TASK OBJECTIVE: Can you write out all of the material below, word for word?

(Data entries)
☆ ☆ ☆ ☆
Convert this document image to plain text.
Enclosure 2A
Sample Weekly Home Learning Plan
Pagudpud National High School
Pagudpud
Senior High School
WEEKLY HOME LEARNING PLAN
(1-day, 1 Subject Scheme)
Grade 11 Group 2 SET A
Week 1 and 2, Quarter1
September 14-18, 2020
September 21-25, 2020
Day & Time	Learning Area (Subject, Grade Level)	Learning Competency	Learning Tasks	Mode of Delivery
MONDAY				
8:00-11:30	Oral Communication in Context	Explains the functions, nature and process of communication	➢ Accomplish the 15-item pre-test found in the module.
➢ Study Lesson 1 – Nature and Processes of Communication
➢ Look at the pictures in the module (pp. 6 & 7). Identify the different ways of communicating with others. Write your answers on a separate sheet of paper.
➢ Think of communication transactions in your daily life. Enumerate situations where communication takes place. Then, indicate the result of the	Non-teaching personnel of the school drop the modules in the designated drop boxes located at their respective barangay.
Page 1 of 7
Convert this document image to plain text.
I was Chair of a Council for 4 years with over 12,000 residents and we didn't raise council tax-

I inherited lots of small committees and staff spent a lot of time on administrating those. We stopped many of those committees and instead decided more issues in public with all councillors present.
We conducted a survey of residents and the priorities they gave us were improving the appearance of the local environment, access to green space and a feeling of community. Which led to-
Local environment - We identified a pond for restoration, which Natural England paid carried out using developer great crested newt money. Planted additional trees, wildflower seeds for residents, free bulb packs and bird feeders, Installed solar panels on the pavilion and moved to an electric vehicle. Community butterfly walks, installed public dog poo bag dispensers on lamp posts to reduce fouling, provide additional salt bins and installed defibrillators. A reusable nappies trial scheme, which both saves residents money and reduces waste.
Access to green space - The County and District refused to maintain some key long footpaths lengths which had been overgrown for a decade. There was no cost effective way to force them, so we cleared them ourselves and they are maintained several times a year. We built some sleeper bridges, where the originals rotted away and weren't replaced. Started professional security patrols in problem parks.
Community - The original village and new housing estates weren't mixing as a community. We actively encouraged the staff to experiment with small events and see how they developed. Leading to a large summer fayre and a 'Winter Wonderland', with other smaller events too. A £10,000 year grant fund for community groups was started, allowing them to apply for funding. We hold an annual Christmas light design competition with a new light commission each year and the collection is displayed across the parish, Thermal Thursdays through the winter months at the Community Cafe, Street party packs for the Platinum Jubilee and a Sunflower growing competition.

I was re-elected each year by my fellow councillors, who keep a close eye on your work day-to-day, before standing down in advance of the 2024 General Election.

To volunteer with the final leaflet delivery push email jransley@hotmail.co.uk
☆ ☆ ☆ ☆
TASK SOLUTION:
Convert this document image to plain text.
Enclosure 2A
Sample Weekly Home Learning Plan
Pagudpud National High School
Pagudpud
Senior High School
WEEKLY HOME LEARNING PLAN
(1-day, 1 Subject Scheme)
Grade 11 Group 2 SET A
Week 1 and 2, Quarter1
September 14-18, 2020
September 21-25, 2020
Day & Time	Learning Area (Subject, Grade Level)	Learning Competency	Learning Tasks	Mode of Delivery
MONDAY				
8:00-11:30	Oral Communication in Context	Explains the functions, nature and process of communication	➢ Accomplish the 15-item pre-test found in the module.
➢ Study Lesson 1 – Nature and Processes of Communication
➢ Look at the pictures in the module (pp. 6 & 7). Identify the different ways of communicating with others. Write your answers on a separate sheet of paper.
➢ Think of communication transactions in your daily life. Enumerate situations where communication takes place. Then, indicate the result of the	Non-teaching personnel of the school drop the modules in the designated drop boxes located at their respective barangay.
Page 1 of 7
Convert this document image to plain text.
I was Chair of a Council for 4 years with over 12,000 residents and we didn't raise council tax-

I inherited lots of small committees and staff spent a lot of time on administrating those. We stopped many of those committees and instead decided more issues in public with all councillors present.
We conducted a survey of residents and the priorities they gave us were improving the appearance of the local environment, access to green space and a feeling of community. Which led to-
Local environment - We identified a pond for restoration, which Natural England paid carried out using developer great crested newt money. Planted additional trees, wildflower seeds for residents, free bulb packs and bird feeders, Installed solar panels on the pavilion and moved to an electric vehicle. Community butterfly walks, installed public dog poo bag dispensers on lamp posts to reduce fouling, provide additional salt bins and installed defibrillators. A reusable nappies trial scheme, which both saves residents money and reduces waste.
Access to green space - The County and District refused to maintain some key long footpaths lengths which had been overgrown for a decade. There was no cost effective way to force them, so we cleared them ourselves and they are maintained several times a year. We built some sleeper bridges, where the originals rotted away and weren't replaced. Started professional security patrols in problem parks.
Community - The original village and new housing estates weren't mixing as a community. We actively encouraged the staff to experiment with small events and see how they developed. Leading to a large summer fayre and a 'Winter Wonderland', with other smaller events too. A £10,000 year grant fund for community groups was started, allowing them to apply for funding. We hold an annual Christmas light design competition with a new light commission each year and the collection is displayed across the parish, Thermal Thursdays through the winter months at the Community Cafe, Street party packs for the Platinum Jubilee and a Sunflower growing competition.

I was re-elected each year by my fellow councillors, who keep a close eye on your work day-to-day, before standing down in advance of the 2024 General Election.

To volunteer with the final leaflet delivery push email jransley@hotmail.co.uk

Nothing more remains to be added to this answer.